**Task objective**
Quote the listing in full, exactly as given, minus any pictures.

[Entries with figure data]
━━━━━━━━━━

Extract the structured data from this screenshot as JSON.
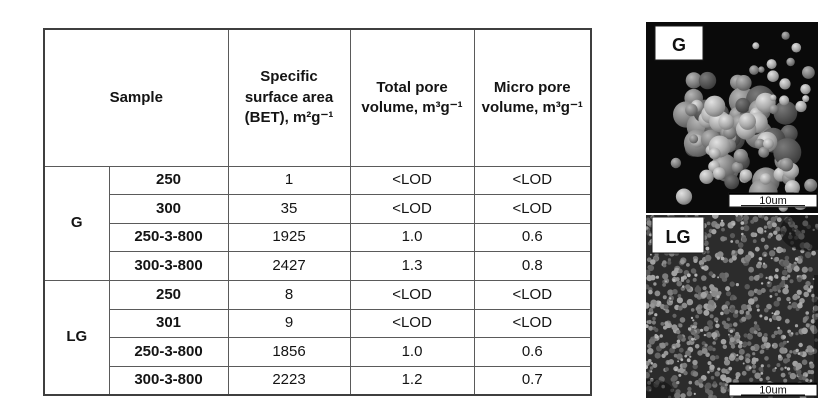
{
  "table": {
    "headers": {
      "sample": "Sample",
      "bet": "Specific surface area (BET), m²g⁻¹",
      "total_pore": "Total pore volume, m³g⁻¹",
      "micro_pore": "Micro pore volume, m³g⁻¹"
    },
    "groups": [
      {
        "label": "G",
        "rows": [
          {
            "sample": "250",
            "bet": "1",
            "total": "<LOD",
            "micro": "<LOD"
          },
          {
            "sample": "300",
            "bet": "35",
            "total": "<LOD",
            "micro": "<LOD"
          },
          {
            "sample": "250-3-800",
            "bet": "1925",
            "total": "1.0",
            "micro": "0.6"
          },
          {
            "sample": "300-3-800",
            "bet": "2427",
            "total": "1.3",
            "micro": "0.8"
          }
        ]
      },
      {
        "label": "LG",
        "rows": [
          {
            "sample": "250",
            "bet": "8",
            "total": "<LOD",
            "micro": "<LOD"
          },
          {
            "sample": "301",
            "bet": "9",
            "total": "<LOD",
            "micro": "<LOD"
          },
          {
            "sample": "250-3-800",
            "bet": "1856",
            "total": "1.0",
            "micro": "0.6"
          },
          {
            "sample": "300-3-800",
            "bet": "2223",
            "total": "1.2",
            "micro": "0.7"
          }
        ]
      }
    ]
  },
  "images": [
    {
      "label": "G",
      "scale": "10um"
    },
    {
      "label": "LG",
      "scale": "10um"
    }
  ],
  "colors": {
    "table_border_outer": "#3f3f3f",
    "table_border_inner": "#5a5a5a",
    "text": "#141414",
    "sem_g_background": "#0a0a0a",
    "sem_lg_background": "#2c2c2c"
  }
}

━━━━━━━━━━

**Solution**
Extract the structured data from this screenshot as JSON.
{
  "table": {
    "headers": {
      "sample": "Sample",
      "bet": "Specific surface area (BET), m²g⁻¹",
      "total_pore": "Total pore volume, m³g⁻¹",
      "micro_pore": "Micro pore volume, m³g⁻¹"
    },
    "groups": [
      {
        "label": "G",
        "rows": [
          {
            "sample": "250",
            "bet": "1",
            "total": "<LOD",
            "micro": "<LOD"
          },
          {
            "sample": "300",
            "bet": "35",
            "total": "<LOD",
            "micro": "<LOD"
          },
          {
            "sample": "250-3-800",
            "bet": "1925",
            "total": "1.0",
            "micro": "0.6"
          },
          {
            "sample": "300-3-800",
            "bet": "2427",
            "total": "1.3",
            "micro": "0.8"
          }
        ]
      },
      {
        "label": "LG",
        "rows": [
          {
            "sample": "250",
            "bet": "8",
            "total": "<LOD",
            "micro": "<LOD"
          },
          {
            "sample": "301",
            "bet": "9",
            "total": "<LOD",
            "micro": "<LOD"
          },
          {
            "sample": "250-3-800",
            "bet": "1856",
            "total": "1.0",
            "micro": "0.6"
          },
          {
            "sample": "300-3-800",
            "bet": "2223",
            "total": "1.2",
            "micro": "0.7"
          }
        ]
      }
    ]
  },
  "images": [
    {
      "label": "G",
      "scale": "10um"
    },
    {
      "label": "LG",
      "scale": "10um"
    }
  ],
  "colors": {
    "table_border_outer": "#3f3f3f",
    "table_border_inner": "#5a5a5a",
    "text": "#141414",
    "sem_g_background": "#0a0a0a",
    "sem_lg_background": "#2c2c2c"
  }
}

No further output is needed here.